> [Your task]: Where a line of the material contains the string "true", copy that line.
==============================
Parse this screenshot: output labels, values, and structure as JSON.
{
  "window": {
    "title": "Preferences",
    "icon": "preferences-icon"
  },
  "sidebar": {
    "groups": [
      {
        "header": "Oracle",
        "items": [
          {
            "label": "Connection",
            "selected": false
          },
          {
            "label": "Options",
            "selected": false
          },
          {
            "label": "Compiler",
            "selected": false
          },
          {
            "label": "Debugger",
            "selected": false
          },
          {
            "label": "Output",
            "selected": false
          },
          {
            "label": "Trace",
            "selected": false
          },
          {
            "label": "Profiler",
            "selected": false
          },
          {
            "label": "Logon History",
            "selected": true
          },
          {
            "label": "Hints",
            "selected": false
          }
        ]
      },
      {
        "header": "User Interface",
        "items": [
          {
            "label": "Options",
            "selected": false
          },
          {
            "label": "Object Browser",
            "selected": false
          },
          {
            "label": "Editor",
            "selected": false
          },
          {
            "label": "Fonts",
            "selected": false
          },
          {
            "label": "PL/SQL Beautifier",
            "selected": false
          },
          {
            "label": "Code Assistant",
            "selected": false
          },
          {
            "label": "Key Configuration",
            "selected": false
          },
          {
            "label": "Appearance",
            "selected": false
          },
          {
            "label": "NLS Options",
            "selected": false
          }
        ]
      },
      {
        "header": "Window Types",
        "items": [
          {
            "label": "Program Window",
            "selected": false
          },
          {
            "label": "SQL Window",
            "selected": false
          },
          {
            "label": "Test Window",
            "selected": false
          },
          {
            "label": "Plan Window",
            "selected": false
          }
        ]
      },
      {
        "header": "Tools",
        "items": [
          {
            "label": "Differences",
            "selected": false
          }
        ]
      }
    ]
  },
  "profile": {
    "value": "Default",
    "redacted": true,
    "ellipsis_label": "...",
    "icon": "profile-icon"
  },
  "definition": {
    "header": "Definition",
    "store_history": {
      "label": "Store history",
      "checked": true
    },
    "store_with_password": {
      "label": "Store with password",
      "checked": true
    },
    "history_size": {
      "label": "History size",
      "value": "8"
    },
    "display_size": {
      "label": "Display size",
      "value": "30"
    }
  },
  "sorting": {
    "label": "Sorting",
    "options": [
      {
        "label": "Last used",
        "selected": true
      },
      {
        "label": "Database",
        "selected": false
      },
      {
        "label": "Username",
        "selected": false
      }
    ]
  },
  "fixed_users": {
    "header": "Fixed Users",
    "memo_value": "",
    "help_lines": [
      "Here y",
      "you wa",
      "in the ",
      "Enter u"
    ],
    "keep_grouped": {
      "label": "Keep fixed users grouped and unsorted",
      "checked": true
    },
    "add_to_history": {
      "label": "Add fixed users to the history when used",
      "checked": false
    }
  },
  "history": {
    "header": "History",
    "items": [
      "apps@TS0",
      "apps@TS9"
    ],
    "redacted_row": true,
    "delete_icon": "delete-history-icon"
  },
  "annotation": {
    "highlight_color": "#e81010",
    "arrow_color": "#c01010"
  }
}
==============================
> [Response to the task]:
            "selected": true
    "redacted": true,
      "checked": true
      "checked": true
        "selected": true
      "checked": true
    "redacted_row": true,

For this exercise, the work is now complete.